**Aim of the task:**
Determine which lines contain the word "Migration", then copy those lines.

=-=-=-=-=

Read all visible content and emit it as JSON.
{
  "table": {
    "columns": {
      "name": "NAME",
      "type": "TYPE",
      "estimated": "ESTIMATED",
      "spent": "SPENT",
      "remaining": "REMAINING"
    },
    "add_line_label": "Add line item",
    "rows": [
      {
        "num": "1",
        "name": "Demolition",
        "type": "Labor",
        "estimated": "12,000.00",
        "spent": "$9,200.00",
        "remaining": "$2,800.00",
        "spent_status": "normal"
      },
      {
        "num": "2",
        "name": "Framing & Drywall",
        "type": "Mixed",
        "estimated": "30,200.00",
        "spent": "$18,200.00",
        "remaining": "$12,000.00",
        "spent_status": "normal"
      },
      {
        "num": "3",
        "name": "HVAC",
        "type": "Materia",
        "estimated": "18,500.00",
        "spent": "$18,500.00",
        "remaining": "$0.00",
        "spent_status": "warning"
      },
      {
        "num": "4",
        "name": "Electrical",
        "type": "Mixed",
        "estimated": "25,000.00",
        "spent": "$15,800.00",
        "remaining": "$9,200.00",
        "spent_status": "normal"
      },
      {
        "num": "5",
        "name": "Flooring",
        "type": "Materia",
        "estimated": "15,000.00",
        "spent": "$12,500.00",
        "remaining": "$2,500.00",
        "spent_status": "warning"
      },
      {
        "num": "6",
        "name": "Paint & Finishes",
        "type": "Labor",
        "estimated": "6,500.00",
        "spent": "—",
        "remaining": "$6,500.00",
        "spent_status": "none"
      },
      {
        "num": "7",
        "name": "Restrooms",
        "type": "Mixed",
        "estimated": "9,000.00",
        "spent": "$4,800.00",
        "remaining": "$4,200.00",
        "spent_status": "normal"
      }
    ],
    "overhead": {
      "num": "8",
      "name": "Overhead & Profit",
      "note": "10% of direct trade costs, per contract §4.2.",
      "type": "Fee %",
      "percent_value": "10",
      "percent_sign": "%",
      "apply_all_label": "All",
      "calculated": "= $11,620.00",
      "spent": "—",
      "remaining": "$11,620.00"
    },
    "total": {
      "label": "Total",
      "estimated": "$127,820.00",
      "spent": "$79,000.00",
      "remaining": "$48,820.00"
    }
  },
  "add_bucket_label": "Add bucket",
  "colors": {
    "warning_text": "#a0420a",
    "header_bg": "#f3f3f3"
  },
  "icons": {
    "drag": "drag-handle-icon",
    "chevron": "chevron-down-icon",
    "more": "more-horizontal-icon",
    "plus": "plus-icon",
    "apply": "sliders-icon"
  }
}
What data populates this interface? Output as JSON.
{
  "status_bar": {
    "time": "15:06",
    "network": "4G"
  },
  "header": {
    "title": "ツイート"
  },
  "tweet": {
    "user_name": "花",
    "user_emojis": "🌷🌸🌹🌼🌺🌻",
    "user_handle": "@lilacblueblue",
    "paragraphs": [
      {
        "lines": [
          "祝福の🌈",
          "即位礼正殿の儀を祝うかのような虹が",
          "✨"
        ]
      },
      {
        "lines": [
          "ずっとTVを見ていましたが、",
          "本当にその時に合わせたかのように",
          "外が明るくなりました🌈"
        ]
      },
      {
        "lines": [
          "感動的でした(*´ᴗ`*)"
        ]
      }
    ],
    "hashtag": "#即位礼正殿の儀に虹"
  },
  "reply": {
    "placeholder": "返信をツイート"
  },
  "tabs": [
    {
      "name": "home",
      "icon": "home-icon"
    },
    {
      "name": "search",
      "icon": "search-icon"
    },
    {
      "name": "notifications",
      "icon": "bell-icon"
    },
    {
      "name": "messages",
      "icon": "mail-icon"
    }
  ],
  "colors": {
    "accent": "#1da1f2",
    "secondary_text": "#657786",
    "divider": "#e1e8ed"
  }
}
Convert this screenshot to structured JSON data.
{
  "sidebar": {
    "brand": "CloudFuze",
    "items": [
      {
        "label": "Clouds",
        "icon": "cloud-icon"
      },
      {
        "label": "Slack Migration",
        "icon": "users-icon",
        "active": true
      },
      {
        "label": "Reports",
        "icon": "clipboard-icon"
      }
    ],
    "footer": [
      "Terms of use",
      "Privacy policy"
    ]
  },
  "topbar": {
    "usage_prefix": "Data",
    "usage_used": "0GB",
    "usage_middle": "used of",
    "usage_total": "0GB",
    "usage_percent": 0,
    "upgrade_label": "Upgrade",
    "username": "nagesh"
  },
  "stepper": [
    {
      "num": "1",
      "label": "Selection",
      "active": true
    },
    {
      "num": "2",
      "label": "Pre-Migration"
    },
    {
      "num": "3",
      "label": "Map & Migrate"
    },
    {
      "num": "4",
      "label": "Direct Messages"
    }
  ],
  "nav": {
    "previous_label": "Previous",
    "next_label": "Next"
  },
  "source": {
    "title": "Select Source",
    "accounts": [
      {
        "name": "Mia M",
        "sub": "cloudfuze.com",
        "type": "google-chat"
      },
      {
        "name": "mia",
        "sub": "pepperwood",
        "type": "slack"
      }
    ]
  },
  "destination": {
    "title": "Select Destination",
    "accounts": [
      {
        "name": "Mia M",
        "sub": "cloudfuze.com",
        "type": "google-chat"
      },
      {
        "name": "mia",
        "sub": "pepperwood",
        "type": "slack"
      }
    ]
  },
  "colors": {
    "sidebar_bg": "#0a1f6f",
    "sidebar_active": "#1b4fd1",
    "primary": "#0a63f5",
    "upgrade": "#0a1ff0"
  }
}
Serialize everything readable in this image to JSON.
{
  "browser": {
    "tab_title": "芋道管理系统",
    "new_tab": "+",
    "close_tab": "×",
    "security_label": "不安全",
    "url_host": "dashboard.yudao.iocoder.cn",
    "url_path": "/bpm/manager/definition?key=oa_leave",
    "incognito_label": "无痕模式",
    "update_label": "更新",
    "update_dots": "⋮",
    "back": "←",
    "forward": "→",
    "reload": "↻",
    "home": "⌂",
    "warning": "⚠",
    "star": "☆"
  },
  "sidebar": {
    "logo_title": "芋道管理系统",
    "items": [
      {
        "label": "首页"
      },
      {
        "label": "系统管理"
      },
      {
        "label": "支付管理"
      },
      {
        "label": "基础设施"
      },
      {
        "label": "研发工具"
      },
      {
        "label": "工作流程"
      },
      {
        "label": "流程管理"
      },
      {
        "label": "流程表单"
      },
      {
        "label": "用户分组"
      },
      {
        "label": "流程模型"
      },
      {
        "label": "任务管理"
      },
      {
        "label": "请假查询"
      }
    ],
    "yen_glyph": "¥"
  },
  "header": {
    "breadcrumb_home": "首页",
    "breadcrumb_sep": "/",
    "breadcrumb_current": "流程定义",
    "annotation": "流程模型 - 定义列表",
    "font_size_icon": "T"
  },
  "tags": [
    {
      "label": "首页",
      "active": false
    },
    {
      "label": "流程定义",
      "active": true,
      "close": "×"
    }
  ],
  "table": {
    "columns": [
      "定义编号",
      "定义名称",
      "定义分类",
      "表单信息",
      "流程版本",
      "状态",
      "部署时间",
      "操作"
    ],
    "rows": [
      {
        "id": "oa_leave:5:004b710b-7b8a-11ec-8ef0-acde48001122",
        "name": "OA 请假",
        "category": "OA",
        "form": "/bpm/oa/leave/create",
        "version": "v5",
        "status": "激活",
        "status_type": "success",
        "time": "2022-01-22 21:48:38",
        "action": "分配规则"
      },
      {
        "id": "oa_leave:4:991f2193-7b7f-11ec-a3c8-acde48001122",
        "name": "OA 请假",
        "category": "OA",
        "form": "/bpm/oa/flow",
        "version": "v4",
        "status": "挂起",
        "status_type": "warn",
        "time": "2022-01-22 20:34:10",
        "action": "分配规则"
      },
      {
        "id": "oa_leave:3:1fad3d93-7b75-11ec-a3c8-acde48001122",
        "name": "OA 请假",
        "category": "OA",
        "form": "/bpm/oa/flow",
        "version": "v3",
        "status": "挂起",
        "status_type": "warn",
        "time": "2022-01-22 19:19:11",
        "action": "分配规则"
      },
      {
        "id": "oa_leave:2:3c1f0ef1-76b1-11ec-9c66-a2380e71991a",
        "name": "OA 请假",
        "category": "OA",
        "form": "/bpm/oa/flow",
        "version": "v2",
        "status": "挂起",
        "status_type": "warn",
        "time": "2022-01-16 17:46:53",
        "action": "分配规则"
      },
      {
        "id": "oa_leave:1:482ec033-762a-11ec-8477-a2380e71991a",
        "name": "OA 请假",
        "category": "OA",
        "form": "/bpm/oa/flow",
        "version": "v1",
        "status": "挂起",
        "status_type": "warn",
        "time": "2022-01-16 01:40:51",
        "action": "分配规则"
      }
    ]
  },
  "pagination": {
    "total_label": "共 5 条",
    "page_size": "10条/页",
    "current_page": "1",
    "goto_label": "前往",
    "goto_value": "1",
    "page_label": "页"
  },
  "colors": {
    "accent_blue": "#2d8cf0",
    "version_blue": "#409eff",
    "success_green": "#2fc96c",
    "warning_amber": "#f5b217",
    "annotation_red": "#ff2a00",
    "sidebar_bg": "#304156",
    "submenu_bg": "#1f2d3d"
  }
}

=-=-=-=-=

**Exercise solution:**
        "label": "Slack Migration",
      "label": "Pre-Migration"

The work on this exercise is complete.